[DATA LINES]

# # # #

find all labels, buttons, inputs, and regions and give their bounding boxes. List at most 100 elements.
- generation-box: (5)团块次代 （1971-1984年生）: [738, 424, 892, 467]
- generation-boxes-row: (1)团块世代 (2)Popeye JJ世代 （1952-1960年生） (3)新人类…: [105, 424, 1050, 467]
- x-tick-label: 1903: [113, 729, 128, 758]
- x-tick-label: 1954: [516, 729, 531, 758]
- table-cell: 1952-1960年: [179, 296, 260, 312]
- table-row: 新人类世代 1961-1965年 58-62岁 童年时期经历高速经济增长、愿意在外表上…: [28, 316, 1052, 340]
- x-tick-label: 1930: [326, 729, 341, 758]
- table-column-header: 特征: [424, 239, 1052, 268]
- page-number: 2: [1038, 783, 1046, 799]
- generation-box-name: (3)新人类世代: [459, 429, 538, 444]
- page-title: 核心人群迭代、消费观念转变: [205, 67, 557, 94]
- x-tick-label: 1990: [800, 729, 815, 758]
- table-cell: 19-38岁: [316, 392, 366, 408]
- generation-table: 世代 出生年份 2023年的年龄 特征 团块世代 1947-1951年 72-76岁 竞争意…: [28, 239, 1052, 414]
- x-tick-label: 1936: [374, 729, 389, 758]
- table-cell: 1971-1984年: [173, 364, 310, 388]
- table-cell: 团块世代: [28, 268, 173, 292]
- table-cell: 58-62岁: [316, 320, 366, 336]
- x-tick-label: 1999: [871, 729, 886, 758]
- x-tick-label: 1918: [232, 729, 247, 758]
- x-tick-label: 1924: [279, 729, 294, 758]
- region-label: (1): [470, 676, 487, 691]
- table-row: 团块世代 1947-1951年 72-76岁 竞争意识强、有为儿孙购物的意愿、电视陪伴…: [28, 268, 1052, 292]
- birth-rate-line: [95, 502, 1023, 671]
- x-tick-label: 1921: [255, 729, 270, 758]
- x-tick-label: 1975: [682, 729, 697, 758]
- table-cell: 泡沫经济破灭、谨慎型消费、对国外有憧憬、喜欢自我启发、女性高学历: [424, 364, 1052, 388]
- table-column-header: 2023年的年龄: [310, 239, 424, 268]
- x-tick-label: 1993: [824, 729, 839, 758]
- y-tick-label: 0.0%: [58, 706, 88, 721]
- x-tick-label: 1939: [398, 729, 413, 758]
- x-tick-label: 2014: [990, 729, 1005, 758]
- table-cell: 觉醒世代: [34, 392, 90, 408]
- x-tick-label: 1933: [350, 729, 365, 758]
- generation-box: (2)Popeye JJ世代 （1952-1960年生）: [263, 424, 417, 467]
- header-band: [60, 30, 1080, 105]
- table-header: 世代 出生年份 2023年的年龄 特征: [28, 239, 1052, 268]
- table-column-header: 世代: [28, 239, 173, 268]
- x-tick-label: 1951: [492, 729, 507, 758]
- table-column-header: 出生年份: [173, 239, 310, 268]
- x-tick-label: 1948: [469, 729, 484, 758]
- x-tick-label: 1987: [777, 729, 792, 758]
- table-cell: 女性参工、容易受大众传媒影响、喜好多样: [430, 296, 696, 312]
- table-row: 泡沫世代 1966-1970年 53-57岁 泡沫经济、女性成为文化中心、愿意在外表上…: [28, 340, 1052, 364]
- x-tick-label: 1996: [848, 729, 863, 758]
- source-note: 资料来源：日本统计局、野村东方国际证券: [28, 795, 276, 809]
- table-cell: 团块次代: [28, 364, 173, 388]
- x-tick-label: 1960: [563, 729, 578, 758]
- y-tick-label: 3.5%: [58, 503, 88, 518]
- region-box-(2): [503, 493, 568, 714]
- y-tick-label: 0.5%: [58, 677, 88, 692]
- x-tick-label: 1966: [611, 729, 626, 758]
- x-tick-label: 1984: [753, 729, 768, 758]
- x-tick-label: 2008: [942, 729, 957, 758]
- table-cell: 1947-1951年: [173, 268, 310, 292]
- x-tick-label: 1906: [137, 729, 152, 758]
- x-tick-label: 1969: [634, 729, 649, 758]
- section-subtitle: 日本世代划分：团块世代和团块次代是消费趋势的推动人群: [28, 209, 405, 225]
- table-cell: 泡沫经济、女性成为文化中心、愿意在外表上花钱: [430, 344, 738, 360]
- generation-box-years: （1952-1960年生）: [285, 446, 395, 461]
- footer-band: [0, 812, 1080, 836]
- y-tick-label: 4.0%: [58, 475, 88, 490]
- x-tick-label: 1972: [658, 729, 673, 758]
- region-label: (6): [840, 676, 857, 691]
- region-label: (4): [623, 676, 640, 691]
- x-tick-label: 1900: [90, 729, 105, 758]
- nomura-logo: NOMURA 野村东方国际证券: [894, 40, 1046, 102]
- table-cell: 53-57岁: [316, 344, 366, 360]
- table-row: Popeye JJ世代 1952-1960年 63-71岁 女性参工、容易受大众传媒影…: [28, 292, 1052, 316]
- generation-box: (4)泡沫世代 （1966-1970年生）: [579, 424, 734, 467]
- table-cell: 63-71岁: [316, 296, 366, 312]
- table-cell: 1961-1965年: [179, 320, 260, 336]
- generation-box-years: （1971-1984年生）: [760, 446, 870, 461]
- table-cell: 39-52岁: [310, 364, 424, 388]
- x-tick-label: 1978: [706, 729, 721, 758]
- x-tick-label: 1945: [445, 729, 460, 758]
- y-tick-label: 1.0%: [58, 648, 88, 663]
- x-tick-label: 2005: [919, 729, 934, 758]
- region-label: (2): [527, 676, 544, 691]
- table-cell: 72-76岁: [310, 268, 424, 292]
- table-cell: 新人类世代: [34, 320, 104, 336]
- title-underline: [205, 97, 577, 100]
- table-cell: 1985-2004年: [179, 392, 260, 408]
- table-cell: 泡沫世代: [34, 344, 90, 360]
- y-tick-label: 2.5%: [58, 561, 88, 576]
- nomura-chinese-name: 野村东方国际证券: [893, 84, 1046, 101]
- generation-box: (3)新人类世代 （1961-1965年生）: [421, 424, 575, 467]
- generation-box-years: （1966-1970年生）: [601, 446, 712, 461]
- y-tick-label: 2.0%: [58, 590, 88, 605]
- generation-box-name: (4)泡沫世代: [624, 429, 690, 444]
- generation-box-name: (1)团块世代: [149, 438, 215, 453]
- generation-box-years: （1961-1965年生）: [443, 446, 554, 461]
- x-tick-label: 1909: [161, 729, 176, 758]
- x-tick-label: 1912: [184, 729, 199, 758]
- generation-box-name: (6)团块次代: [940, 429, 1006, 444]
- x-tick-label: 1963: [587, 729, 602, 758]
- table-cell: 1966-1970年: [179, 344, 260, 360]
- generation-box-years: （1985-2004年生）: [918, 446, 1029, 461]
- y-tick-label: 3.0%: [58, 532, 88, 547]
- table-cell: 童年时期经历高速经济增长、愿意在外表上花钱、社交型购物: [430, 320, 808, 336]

# # # #

[WHAT THE TASK REQUIRES] Copy every line of the items above, character for character.

[TASK RESPONSE]
find all labels, buttons, inputs, and regions and give their bounding boxes. List at most 100 elements.
- generation-box: (5)团块次代 （1971-1984年生）: [738, 424, 892, 467]
- generation-boxes-row: (1)团块世代 (2)Popeye JJ世代 （1952-1960年生） (3)新人类…: [105, 424, 1050, 467]
- x-tick-label: 1903: [113, 729, 128, 758]
- x-tick-label: 1954: [516, 729, 531, 758]
- table-cell: 1952-1960年: [179, 296, 260, 312]
- table-row: 新人类世代 1961-1965年 58-62岁 童年时期经历高速经济增长、愿意在外表上…: [28, 316, 1052, 340]
- x-tick-label: 1930: [326, 729, 341, 758]
- table-column-header: 特征: [424, 239, 1052, 268]
- page-number: 2: [1038, 783, 1046, 799]
- generation-box-name: (3)新人类世代: [459, 429, 538, 444]
- page-title: 核心人群迭代、消费观念转变: [205, 67, 557, 94]
- x-tick-label: 1990: [800, 729, 815, 758]
- table-cell: 19-38岁: [316, 392, 366, 408]
- generation-table: 世代 出生年份 2023年的年龄 特征 团块世代 1947-1951年 72-76岁 竞争意…: [28, 239, 1052, 414]
- x-tick-label: 1936: [374, 729, 389, 758]
- table-cell: 1971-1984年: [173, 364, 310, 388]
- table-cell: 团块世代: [28, 268, 173, 292]
- table-cell: 58-62岁: [316, 320, 366, 336]
- x-tick-label: 1999: [871, 729, 886, 758]
- x-tick-label: 1918: [232, 729, 247, 758]
- x-tick-label: 1924: [279, 729, 294, 758]
- region-label: (1): [470, 676, 487, 691]
- table-row: 团块世代 1947-1951年 72-76岁 竞争意识强、有为儿孙购物的意愿、电视陪伴…: [28, 268, 1052, 292]
- birth-rate-line: [95, 502, 1023, 671]
- x-tick-label: 1921: [255, 729, 270, 758]
- x-tick-label: 1975: [682, 729, 697, 758]
- table-cell: 泡沫经济破灭、谨慎型消费、对国外有憧憬、喜欢自我启发、女性高学历: [424, 364, 1052, 388]
- table-column-header: 2023年的年龄: [310, 239, 424, 268]
- x-tick-label: 1993: [824, 729, 839, 758]
- y-tick-label: 0.0%: [58, 706, 88, 721]
- x-tick-label: 1939: [398, 729, 413, 758]
- x-tick-label: 2014: [990, 729, 1005, 758]
- table-cell: 觉醒世代: [34, 392, 90, 408]
- x-tick-label: 1933: [350, 729, 365, 758]
- generation-box: (2)Popeye JJ世代 （1952-1960年生）: [263, 424, 417, 467]
- header-band: [60, 30, 1080, 105]
- table-header: 世代 出生年份 2023年的年龄 特征: [28, 239, 1052, 268]
- table-column-header: 世代: [28, 239, 173, 268]
- x-tick-label: 1951: [492, 729, 507, 758]
- table-column-header: 出生年份: [173, 239, 310, 268]
- x-tick-label: 1948: [469, 729, 484, 758]
- x-tick-label: 1987: [777, 729, 792, 758]
- table-cell: 女性参工、容易受大众传媒影响、喜好多样: [430, 296, 696, 312]
- table-row: 泡沫世代 1966-1970年 53-57岁 泡沫经济、女性成为文化中心、愿意在外表上…: [28, 340, 1052, 364]
- x-tick-label: 1996: [848, 729, 863, 758]
- source-note: 资料来源：日本统计局、野村东方国际证券: [28, 795, 276, 809]
- table-cell: 团块次代: [28, 364, 173, 388]
- x-tick-label: 1960: [563, 729, 578, 758]
- y-tick-label: 3.5%: [58, 503, 88, 518]
- region-box-(2): [503, 493, 568, 714]
- y-tick-label: 0.5%: [58, 677, 88, 692]
- x-tick-label: 1966: [611, 729, 626, 758]
- x-tick-label: 1984: [753, 729, 768, 758]
- x-tick-label: 2008: [942, 729, 957, 758]
- table-cell: 1947-1951年: [173, 268, 310, 292]
- x-tick-label: 1906: [137, 729, 152, 758]
- x-tick-label: 1969: [634, 729, 649, 758]
- section-subtitle: 日本世代划分：团块世代和团块次代是消费趋势的推动人群: [28, 209, 405, 225]
- table-cell: 泡沫经济、女性成为文化中心、愿意在外表上花钱: [430, 344, 738, 360]
- generation-box-years: （1952-1960年生）: [285, 446, 395, 461]
- footer-band: [0, 812, 1080, 836]
- y-tick-label: 4.0%: [58, 475, 88, 490]
- x-tick-label: 1972: [658, 729, 673, 758]
- region-label: (6): [840, 676, 857, 691]
- region-label: (4): [623, 676, 640, 691]
- x-tick-label: 1900: [90, 729, 105, 758]
- nomura-logo: NOMURA 野村东方国际证券: [894, 40, 1046, 102]
- table-cell: 53-57岁: [316, 344, 366, 360]
- table-row: Popeye JJ世代 1952-1960年 63-71岁 女性参工、容易受大众传媒影…: [28, 292, 1052, 316]
- generation-box: (4)泡沫世代 （1966-1970年生）: [579, 424, 734, 467]
- table-cell: 63-71岁: [316, 296, 366, 312]
- table-cell: 1961-1965年: [179, 320, 260, 336]
- generation-box-years: （1971-1984年生）: [760, 446, 870, 461]
- table-cell: 39-52岁: [310, 364, 424, 388]
- x-tick-label: 1978: [706, 729, 721, 758]
- x-tick-label: 1945: [445, 729, 460, 758]
- y-tick-label: 1.0%: [58, 648, 88, 663]
- x-tick-label: 2005: [919, 729, 934, 758]
- region-label: (2): [527, 676, 544, 691]
- table-cell: 72-76岁: [310, 268, 424, 292]
- table-cell: 新人类世代: [34, 320, 104, 336]
- title-underline: [205, 97, 577, 100]
- table-cell: 1985-2004年: [179, 392, 260, 408]
- table-cell: 泡沫世代: [34, 344, 90, 360]
- y-tick-label: 2.5%: [58, 561, 88, 576]
- nomura-chinese-name: 野村东方国际证券: [893, 84, 1046, 101]
- generation-box: (3)新人类世代 （1961-1965年生）: [421, 424, 575, 467]
- generation-box-years: （1966-1970年生）: [601, 446, 712, 461]
- y-tick-label: 2.0%: [58, 590, 88, 605]
- generation-box-name: (4)泡沫世代: [624, 429, 690, 444]
- generation-box-name: (1)团块世代: [149, 438, 215, 453]
- generation-box-years: （1961-1965年生）: [443, 446, 554, 461]
- x-tick-label: 1909: [161, 729, 176, 758]
- x-tick-label: 1912: [184, 729, 199, 758]
- generation-box-name: (6)团块次代: [940, 429, 1006, 444]
- x-tick-label: 1963: [587, 729, 602, 758]
- table-cell: 1966-1970年: [179, 344, 260, 360]
- generation-box-years: （1985-2004年生）: [918, 446, 1029, 461]
- y-tick-label: 3.0%: [58, 532, 88, 547]
- table-cell: 童年时期经历高速经济增长、愿意在外表上花钱、社交型购物: [430, 320, 808, 336]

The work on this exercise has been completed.